### [What you are asked to do]
Copy out all the entries exactly.

/---

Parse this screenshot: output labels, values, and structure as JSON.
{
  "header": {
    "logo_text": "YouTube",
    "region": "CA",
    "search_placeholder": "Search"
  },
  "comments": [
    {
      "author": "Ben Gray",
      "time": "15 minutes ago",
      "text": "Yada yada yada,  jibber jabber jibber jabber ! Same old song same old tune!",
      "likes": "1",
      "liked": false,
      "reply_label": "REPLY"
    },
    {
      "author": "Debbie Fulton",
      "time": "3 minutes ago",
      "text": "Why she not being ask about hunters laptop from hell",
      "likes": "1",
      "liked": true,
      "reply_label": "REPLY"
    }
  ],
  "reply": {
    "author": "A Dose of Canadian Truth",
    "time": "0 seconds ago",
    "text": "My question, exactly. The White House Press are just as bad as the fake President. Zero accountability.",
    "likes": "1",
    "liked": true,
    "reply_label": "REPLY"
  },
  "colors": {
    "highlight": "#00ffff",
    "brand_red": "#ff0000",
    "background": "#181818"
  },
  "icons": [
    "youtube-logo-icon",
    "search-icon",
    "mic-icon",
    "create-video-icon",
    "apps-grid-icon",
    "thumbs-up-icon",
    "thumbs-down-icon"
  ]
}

\---

### [The result]
Parse this screenshot: output labels, values, and structure as JSON.
{
  "header": {
    "logo_text": "YouTube",
    "region": "CA",
    "search_placeholder": "Search"
  },
  "comments": [
    {
      "author": "Ben Gray",
      "time": "15 minutes ago",
      "text": "Yada yada yada,  jibber jabber jibber jabber ! Same old song same old tune!",
      "likes": "1",
      "liked": false,
      "reply_label": "REPLY"
    },
    {
      "author": "Debbie Fulton",
      "time": "3 minutes ago",
      "text": "Why she not being ask about hunters laptop from hell",
      "likes": "1",
      "liked": true,
      "reply_label": "REPLY"
    }
  ],
  "reply": {
    "author": "A Dose of Canadian Truth",
    "time": "0 seconds ago",
    "text": "My question, exactly. The White House Press are just as bad as the fake President. Zero accountability.",
    "likes": "1",
    "liked": true,
    "reply_label": "REPLY"
  },
  "colors": {
    "highlight": "#00ffff",
    "brand_red": "#ff0000",
    "background": "#181818"
  },
  "icons": [
    "youtube-logo-icon",
    "search-icon",
    "mic-icon",
    "create-video-icon",
    "apps-grid-icon",
    "thumbs-up-icon",
    "thumbs-down-icon"
  ]
}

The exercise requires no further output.